--- start Records for this exercise ---
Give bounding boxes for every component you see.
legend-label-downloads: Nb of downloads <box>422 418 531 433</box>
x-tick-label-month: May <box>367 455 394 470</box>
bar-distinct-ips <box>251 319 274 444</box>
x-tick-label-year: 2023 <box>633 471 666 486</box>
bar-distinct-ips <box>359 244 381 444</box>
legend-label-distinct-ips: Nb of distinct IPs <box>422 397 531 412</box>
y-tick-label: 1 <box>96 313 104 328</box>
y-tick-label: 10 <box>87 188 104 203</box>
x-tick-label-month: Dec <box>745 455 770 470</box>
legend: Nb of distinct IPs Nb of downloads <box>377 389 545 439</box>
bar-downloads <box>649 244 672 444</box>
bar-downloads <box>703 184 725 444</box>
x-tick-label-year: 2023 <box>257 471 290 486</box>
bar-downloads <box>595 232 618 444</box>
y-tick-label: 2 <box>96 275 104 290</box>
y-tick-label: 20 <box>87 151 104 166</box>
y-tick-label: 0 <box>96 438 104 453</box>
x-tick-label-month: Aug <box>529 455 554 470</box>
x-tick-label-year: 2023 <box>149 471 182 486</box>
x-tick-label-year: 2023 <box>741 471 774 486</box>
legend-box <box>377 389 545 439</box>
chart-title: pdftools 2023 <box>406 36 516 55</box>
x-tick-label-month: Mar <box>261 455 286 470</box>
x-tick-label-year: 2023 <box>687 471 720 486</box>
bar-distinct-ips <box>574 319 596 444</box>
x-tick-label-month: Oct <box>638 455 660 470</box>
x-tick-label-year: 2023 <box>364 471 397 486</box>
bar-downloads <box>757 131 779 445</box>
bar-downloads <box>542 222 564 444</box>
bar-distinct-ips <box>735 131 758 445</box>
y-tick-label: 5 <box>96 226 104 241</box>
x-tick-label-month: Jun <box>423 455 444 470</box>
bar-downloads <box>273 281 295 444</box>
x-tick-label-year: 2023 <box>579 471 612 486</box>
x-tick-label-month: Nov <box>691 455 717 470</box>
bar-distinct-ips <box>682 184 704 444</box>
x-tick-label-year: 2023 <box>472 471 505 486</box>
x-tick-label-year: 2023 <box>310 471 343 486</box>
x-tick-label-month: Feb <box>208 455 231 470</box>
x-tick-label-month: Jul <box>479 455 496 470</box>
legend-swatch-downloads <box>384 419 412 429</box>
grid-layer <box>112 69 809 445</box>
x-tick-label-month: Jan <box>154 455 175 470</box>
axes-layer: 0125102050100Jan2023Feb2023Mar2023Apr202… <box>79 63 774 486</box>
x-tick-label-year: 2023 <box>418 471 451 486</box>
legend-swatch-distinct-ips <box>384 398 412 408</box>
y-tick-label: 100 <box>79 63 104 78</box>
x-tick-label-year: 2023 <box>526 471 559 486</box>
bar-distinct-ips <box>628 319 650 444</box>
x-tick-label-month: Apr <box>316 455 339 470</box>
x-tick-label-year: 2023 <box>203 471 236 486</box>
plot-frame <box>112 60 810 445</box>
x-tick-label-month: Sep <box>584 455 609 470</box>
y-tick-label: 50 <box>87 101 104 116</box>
--- end Records for this exercise ---
--- start Records for this exercise ---
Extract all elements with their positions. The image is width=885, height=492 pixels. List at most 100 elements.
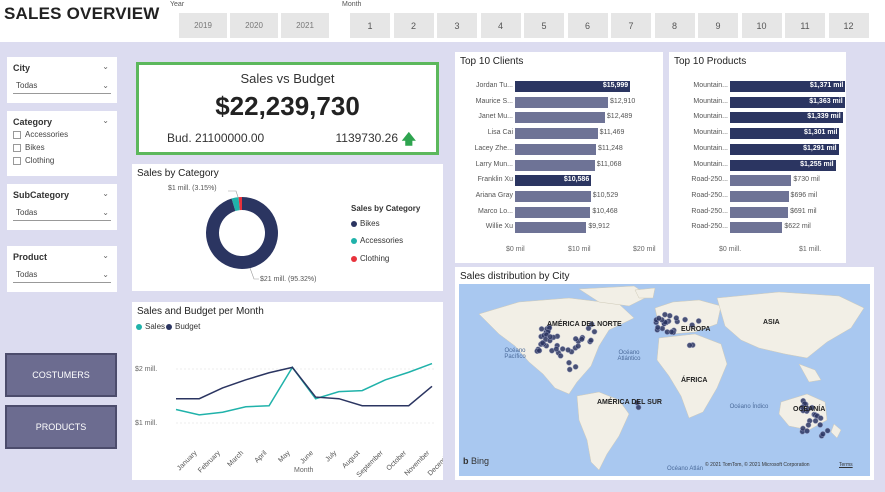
--- end Records for this exercise ---
## What to do
List each line in the items above that contains the word "downloads". Match case exactly.

## Solution to this problem
legend-label-downloads: Nb of downloads <box>422 418 531 433</box>
legend: Nb of distinct IPs Nb of downloads <box>377 389 545 439</box>
bar-downloads <box>649 244 672 444</box>
bar-downloads <box>703 184 725 444</box>
bar-downloads <box>595 232 618 444</box>
bar-downloads <box>757 131 779 445</box>
bar-downloads <box>542 222 564 444</box>
bar-downloads <box>273 281 295 444</box>
legend-swatch-downloads <box>384 419 412 429</box>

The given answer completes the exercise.